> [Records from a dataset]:
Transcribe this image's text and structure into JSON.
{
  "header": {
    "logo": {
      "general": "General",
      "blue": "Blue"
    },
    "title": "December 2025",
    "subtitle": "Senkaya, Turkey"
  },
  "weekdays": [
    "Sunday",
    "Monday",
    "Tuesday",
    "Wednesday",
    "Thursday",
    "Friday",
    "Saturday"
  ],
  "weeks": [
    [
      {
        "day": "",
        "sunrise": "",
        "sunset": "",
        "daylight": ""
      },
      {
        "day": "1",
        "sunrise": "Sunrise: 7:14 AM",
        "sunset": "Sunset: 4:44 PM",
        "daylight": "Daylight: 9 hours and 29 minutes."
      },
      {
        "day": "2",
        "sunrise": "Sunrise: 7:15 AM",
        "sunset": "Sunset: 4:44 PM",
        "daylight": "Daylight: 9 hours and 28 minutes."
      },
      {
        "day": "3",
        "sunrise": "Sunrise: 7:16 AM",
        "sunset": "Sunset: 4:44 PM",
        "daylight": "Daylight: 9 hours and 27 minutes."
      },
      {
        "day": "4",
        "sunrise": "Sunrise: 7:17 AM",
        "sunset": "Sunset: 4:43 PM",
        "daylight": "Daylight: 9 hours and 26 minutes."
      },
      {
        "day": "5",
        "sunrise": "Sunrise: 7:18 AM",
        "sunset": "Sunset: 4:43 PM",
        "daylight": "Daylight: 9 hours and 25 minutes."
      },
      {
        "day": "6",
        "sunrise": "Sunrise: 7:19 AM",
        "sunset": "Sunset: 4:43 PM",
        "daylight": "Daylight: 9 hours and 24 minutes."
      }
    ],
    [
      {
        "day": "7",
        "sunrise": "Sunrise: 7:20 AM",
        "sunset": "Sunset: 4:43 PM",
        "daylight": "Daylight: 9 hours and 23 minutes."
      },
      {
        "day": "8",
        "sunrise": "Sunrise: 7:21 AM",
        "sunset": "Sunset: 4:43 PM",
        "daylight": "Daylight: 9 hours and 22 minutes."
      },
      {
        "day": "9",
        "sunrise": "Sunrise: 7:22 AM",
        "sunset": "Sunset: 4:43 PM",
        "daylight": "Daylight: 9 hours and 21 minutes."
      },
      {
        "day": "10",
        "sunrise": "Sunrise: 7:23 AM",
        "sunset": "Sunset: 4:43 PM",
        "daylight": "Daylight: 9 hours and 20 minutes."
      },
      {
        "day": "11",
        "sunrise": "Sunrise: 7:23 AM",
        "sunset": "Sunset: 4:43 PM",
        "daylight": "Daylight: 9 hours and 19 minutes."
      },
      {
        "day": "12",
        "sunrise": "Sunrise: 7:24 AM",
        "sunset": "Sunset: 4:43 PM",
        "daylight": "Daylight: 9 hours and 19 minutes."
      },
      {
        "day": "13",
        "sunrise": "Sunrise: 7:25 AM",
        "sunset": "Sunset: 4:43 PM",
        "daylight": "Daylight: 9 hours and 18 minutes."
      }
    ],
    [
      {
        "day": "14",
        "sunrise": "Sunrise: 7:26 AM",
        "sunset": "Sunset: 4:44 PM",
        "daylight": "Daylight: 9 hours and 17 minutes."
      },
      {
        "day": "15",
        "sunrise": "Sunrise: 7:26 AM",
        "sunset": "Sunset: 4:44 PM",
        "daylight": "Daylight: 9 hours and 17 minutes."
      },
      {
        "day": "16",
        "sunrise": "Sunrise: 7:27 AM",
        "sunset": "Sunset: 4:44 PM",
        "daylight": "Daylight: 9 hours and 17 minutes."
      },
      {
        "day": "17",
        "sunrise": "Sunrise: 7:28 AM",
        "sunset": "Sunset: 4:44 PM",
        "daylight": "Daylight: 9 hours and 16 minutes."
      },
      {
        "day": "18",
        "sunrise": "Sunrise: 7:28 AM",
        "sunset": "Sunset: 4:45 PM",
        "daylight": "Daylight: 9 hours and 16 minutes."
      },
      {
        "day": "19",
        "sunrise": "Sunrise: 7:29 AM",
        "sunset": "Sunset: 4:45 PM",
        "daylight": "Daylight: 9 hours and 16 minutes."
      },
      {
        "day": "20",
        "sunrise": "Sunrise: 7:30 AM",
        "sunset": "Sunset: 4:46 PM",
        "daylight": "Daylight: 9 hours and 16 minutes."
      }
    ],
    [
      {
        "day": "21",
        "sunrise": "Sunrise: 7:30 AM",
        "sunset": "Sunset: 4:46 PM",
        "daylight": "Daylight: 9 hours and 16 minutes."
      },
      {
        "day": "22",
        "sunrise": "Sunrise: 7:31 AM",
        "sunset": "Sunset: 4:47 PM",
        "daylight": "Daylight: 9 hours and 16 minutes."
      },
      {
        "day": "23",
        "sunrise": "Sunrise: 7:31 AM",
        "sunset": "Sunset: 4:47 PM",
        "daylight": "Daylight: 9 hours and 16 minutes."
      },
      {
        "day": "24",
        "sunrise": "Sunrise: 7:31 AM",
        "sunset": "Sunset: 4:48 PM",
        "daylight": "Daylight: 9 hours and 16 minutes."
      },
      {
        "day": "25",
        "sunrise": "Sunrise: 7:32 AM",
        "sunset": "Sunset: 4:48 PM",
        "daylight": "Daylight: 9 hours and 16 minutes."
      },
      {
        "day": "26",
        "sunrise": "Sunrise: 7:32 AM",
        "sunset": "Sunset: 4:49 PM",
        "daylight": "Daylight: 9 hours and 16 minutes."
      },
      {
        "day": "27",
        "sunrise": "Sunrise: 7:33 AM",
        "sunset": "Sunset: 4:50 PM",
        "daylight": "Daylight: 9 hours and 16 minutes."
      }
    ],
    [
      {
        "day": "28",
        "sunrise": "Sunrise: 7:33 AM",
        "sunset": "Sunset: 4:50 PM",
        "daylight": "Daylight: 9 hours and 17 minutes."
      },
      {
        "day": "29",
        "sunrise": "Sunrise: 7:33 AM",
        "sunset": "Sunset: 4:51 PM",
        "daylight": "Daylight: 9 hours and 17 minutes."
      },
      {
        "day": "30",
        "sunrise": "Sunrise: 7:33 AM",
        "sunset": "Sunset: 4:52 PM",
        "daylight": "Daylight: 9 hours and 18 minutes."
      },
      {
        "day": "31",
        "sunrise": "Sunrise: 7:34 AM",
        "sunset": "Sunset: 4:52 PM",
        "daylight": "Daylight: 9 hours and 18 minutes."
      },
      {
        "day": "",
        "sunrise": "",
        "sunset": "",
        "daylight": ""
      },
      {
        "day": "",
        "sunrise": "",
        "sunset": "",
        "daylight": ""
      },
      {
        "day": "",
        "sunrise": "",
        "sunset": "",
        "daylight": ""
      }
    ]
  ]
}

> [PROMPT]:
Your task is to transcribe the listing above in full, exactly as given.

> [WRITTEN RESPONSE]:
Transcribe this image's text and structure into JSON.
{
  "header": {
    "logo": {
      "general": "General",
      "blue": "Blue"
    },
    "title": "December 2025",
    "subtitle": "Senkaya, Turkey"
  },
  "weekdays": [
    "Sunday",
    "Monday",
    "Tuesday",
    "Wednesday",
    "Thursday",
    "Friday",
    "Saturday"
  ],
  "weeks": [
    [
      {
        "day": "",
        "sunrise": "",
        "sunset": "",
        "daylight": ""
      },
      {
        "day": "1",
        "sunrise": "Sunrise: 7:14 AM",
        "sunset": "Sunset: 4:44 PM",
        "daylight": "Daylight: 9 hours and 29 minutes."
      },
      {
        "day": "2",
        "sunrise": "Sunrise: 7:15 AM",
        "sunset": "Sunset: 4:44 PM",
        "daylight": "Daylight: 9 hours and 28 minutes."
      },
      {
        "day": "3",
        "sunrise": "Sunrise: 7:16 AM",
        "sunset": "Sunset: 4:44 PM",
        "daylight": "Daylight: 9 hours and 27 minutes."
      },
      {
        "day": "4",
        "sunrise": "Sunrise: 7:17 AM",
        "sunset": "Sunset: 4:43 PM",
        "daylight": "Daylight: 9 hours and 26 minutes."
      },
      {
        "day": "5",
        "sunrise": "Sunrise: 7:18 AM",
        "sunset": "Sunset: 4:43 PM",
        "daylight": "Daylight: 9 hours and 25 minutes."
      },
      {
        "day": "6",
        "sunrise": "Sunrise: 7:19 AM",
        "sunset": "Sunset: 4:43 PM",
        "daylight": "Daylight: 9 hours and 24 minutes."
      }
    ],
    [
      {
        "day": "7",
        "sunrise": "Sunrise: 7:20 AM",
        "sunset": "Sunset: 4:43 PM",
        "daylight": "Daylight: 9 hours and 23 minutes."
      },
      {
        "day": "8",
        "sunrise": "Sunrise: 7:21 AM",
        "sunset": "Sunset: 4:43 PM",
        "daylight": "Daylight: 9 hours and 22 minutes."
      },
      {
        "day": "9",
        "sunrise": "Sunrise: 7:22 AM",
        "sunset": "Sunset: 4:43 PM",
        "daylight": "Daylight: 9 hours and 21 minutes."
      },
      {
        "day": "10",
        "sunrise": "Sunrise: 7:23 AM",
        "sunset": "Sunset: 4:43 PM",
        "daylight": "Daylight: 9 hours and 20 minutes."
      },
      {
        "day": "11",
        "sunrise": "Sunrise: 7:23 AM",
        "sunset": "Sunset: 4:43 PM",
        "daylight": "Daylight: 9 hours and 19 minutes."
      },
      {
        "day": "12",
        "sunrise": "Sunrise: 7:24 AM",
        "sunset": "Sunset: 4:43 PM",
        "daylight": "Daylight: 9 hours and 19 minutes."
      },
      {
        "day": "13",
        "sunrise": "Sunrise: 7:25 AM",
        "sunset": "Sunset: 4:43 PM",
        "daylight": "Daylight: 9 hours and 18 minutes."
      }
    ],
    [
      {
        "day": "14",
        "sunrise": "Sunrise: 7:26 AM",
        "sunset": "Sunset: 4:44 PM",
        "daylight": "Daylight: 9 hours and 17 minutes."
      },
      {
        "day": "15",
        "sunrise": "Sunrise: 7:26 AM",
        "sunset": "Sunset: 4:44 PM",
        "daylight": "Daylight: 9 hours and 17 minutes."
      },
      {
        "day": "16",
        "sunrise": "Sunrise: 7:27 AM",
        "sunset": "Sunset: 4:44 PM",
        "daylight": "Daylight: 9 hours and 17 minutes."
      },
      {
        "day": "17",
        "sunrise": "Sunrise: 7:28 AM",
        "sunset": "Sunset: 4:44 PM",
        "daylight": "Daylight: 9 hours and 16 minutes."
      },
      {
        "day": "18",
        "sunrise": "Sunrise: 7:28 AM",
        "sunset": "Sunset: 4:45 PM",
        "daylight": "Daylight: 9 hours and 16 minutes."
      },
      {
        "day": "19",
        "sunrise": "Sunrise: 7:29 AM",
        "sunset": "Sunset: 4:45 PM",
        "daylight": "Daylight: 9 hours and 16 minutes."
      },
      {
        "day": "20",
        "sunrise": "Sunrise: 7:30 AM",
        "sunset": "Sunset: 4:46 PM",
        "daylight": "Daylight: 9 hours and 16 minutes."
      }
    ],
    [
      {
        "day": "21",
        "sunrise": "Sunrise: 7:30 AM",
        "sunset": "Sunset: 4:46 PM",
        "daylight": "Daylight: 9 hours and 16 minutes."
      },
      {
        "day": "22",
        "sunrise": "Sunrise: 7:31 AM",
        "sunset": "Sunset: 4:47 PM",
        "daylight": "Daylight: 9 hours and 16 minutes."
      },
      {
        "day": "23",
        "sunrise": "Sunrise: 7:31 AM",
        "sunset": "Sunset: 4:47 PM",
        "daylight": "Daylight: 9 hours and 16 minutes."
      },
      {
        "day": "24",
        "sunrise": "Sunrise: 7:31 AM",
        "sunset": "Sunset: 4:48 PM",
        "daylight": "Daylight: 9 hours and 16 minutes."
      },
      {
        "day": "25",
        "sunrise": "Sunrise: 7:32 AM",
        "sunset": "Sunset: 4:48 PM",
        "daylight": "Daylight: 9 hours and 16 minutes."
      },
      {
        "day": "26",
        "sunrise": "Sunrise: 7:32 AM",
        "sunset": "Sunset: 4:49 PM",
        "daylight": "Daylight: 9 hours and 16 minutes."
      },
      {
        "day": "27",
        "sunrise": "Sunrise: 7:33 AM",
        "sunset": "Sunset: 4:50 PM",
        "daylight": "Daylight: 9 hours and 16 minutes."
      }
    ],
    [
      {
        "day": "28",
        "sunrise": "Sunrise: 7:33 AM",
        "sunset": "Sunset: 4:50 PM",
        "daylight": "Daylight: 9 hours and 17 minutes."
      },
      {
        "day": "29",
        "sunrise": "Sunrise: 7:33 AM",
        "sunset": "Sunset: 4:51 PM",
        "daylight": "Daylight: 9 hours and 17 minutes."
      },
      {
        "day": "30",
        "sunrise": "Sunrise: 7:33 AM",
        "sunset": "Sunset: 4:52 PM",
        "daylight": "Daylight: 9 hours and 18 minutes."
      },
      {
        "day": "31",
        "sunrise": "Sunrise: 7:34 AM",
        "sunset": "Sunset: 4:52 PM",
        "daylight": "Daylight: 9 hours and 18 minutes."
      },
      {
        "day": "",
        "sunrise": "",
        "sunset": "",
        "daylight": ""
      },
      {
        "day": "",
        "sunrise": "",
        "sunset": "",
        "daylight": ""
      },
      {
        "day": "",
        "sunrise": "",
        "sunset": "",
        "daylight": ""
      }
    ]
  ]
}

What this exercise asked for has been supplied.